* START Data supplied *

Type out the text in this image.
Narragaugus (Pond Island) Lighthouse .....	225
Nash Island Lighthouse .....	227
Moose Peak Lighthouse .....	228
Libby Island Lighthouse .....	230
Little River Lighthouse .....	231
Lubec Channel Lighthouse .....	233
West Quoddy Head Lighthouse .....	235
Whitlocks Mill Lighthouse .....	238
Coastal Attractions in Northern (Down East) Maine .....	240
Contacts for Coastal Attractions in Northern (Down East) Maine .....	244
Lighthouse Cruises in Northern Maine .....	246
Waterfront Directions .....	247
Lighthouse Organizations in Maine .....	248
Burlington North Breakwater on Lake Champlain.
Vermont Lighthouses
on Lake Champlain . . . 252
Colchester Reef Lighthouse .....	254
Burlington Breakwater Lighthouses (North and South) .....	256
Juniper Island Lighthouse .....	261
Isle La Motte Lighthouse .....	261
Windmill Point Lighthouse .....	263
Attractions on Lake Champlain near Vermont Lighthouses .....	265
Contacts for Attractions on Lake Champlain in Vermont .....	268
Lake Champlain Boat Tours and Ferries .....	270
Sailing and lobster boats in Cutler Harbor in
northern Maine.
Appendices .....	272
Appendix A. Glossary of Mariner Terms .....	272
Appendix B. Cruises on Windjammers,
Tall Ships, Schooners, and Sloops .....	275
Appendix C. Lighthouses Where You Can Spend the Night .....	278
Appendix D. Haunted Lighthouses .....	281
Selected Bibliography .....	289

* END Data supplied *

» Exercise description: Scan the material above for the word "Lighthouses". Copy each line where it occurs.

» Exercise response:
Vermont Lighthouses
Burlington Breakwater Lighthouses (North and South) .....	256
Attractions on Lake Champlain near Vermont Lighthouses .....	265
Appendix C. Lighthouses Where You Can Spend the Night .....	278
Appendix D. Haunted Lighthouses .....	281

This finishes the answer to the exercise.